** START Material provided **

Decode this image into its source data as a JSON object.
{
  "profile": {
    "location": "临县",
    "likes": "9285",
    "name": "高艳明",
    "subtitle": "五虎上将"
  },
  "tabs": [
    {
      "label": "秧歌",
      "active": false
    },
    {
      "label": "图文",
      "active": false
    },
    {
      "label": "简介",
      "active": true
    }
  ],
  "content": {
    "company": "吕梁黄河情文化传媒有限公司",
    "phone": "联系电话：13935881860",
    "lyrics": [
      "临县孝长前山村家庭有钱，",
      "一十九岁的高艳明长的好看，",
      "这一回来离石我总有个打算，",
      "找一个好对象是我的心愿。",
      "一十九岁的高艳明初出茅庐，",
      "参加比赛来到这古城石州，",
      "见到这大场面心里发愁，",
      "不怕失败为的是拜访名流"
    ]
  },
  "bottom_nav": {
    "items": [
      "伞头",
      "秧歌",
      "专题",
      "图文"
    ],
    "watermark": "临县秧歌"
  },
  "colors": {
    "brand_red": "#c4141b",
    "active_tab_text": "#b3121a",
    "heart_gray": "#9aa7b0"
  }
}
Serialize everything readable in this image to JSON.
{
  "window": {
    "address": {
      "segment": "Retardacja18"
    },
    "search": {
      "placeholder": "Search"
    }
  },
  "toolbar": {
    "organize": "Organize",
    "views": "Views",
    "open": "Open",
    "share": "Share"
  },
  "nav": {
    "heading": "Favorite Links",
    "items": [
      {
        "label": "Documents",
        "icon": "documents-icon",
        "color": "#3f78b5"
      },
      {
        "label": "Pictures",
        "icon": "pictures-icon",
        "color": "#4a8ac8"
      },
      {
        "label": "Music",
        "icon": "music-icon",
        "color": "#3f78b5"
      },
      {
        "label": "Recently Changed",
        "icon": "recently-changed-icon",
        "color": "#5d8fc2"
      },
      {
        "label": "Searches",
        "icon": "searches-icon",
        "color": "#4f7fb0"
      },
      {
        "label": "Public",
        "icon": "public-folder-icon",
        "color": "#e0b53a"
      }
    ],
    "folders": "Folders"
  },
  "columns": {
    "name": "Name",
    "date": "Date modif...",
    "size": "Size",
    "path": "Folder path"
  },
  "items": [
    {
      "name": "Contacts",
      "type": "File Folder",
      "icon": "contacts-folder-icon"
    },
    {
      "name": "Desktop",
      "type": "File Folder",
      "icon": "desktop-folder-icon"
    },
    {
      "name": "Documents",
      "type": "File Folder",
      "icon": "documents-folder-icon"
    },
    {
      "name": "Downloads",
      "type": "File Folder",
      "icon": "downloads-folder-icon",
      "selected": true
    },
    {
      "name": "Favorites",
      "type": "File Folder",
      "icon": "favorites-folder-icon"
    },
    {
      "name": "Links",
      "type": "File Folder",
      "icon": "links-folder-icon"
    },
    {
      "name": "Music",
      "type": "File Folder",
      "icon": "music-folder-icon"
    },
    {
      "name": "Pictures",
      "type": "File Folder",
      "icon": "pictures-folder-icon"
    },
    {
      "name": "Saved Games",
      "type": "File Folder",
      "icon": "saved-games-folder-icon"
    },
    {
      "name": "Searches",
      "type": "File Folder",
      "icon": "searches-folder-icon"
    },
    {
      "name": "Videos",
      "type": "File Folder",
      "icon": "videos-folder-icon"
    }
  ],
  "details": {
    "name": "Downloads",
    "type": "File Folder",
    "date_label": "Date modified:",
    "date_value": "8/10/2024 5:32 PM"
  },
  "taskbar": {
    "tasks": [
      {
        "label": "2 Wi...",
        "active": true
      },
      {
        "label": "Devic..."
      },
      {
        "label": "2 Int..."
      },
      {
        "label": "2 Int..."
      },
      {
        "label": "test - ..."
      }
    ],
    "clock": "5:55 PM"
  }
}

** END Material provided **

● Given request: Set down every line of the listing above again, exactly as given.

● Written reply:
Decode this image into its source data as a JSON object.
{
  "profile": {
    "location": "临县",
    "likes": "9285",
    "name": "高艳明",
    "subtitle": "五虎上将"
  },
  "tabs": [
    {
      "label": "秧歌",
      "active": false
    },
    {
      "label": "图文",
      "active": false
    },
    {
      "label": "简介",
      "active": true
    }
  ],
  "content": {
    "company": "吕梁黄河情文化传媒有限公司",
    "phone": "联系电话：13935881860",
    "lyrics": [
      "临县孝长前山村家庭有钱，",
      "一十九岁的高艳明长的好看，",
      "这一回来离石我总有个打算，",
      "找一个好对象是我的心愿。",
      "一十九岁的高艳明初出茅庐，",
      "参加比赛来到这古城石州，",
      "见到这大场面心里发愁，",
      "不怕失败为的是拜访名流"
    ]
  },
  "bottom_nav": {
    "items": [
      "伞头",
      "秧歌",
      "专题",
      "图文"
    ],
    "watermark": "临县秧歌"
  },
  "colors": {
    "brand_red": "#c4141b",
    "active_tab_text": "#b3121a",
    "heart_gray": "#9aa7b0"
  }
}
Serialize everything readable in this image to JSON.
{
  "window": {
    "address": {
      "segment": "Retardacja18"
    },
    "search": {
      "placeholder": "Search"
    }
  },
  "toolbar": {
    "organize": "Organize",
    "views": "Views",
    "open": "Open",
    "share": "Share"
  },
  "nav": {
    "heading": "Favorite Links",
    "items": [
      {
        "label": "Documents",
        "icon": "documents-icon",
        "color": "#3f78b5"
      },
      {
        "label": "Pictures",
        "icon": "pictures-icon",
        "color": "#4a8ac8"
      },
      {
        "label": "Music",
        "icon": "music-icon",
        "color": "#3f78b5"
      },
      {
        "label": "Recently Changed",
        "icon": "recently-changed-icon",
        "color": "#5d8fc2"
      },
      {
        "label": "Searches",
        "icon": "searches-icon",
        "color": "#4f7fb0"
      },
      {
        "label": "Public",
        "icon": "public-folder-icon",
        "color": "#e0b53a"
      }
    ],
    "folders": "Folders"
  },
  "columns": {
    "name": "Name",
    "date": "Date modif...",
    "size": "Size",
    "path": "Folder path"
  },
  "items": [
    {
      "name": "Contacts",
      "type": "File Folder",
      "icon": "contacts-folder-icon"
    },
    {
      "name": "Desktop",
      "type": "File Folder",
      "icon": "desktop-folder-icon"
    },
    {
      "name": "Documents",
      "type": "File Folder",
      "icon": "documents-folder-icon"
    },
    {
      "name": "Downloads",
      "type": "File Folder",
      "icon": "downloads-folder-icon",
      "selected": true
    },
    {
      "name": "Favorites",
      "type": "File Folder",
      "icon": "favorites-folder-icon"
    },
    {
      "name": "Links",
      "type": "File Folder",
      "icon": "links-folder-icon"
    },
    {
      "name": "Music",
      "type": "File Folder",
      "icon": "music-folder-icon"
    },
    {
      "name": "Pictures",
      "type": "File Folder",
      "icon": "pictures-folder-icon"
    },
    {
      "name": "Saved Games",
      "type": "File Folder",
      "icon": "saved-games-folder-icon"
    },
    {
      "name": "Searches",
      "type": "File Folder",
      "icon": "searches-folder-icon"
    },
    {
      "name": "Videos",
      "type": "File Folder",
      "icon": "videos-folder-icon"
    }
  ],
  "details": {
    "name": "Downloads",
    "type": "File Folder",
    "date_label": "Date modified:",
    "date_value": "8/10/2024 5:32 PM"
  },
  "taskbar": {
    "tasks": [
      {
        "label": "2 Wi...",
        "active": true
      },
      {
        "label": "Devic..."
      },
      {
        "label": "2 Int..."
      },
      {
        "label": "2 Int..."
      },
      {
        "label": "test - ..."
      }
    ],
    "clock": "5:55 PM"
  }
}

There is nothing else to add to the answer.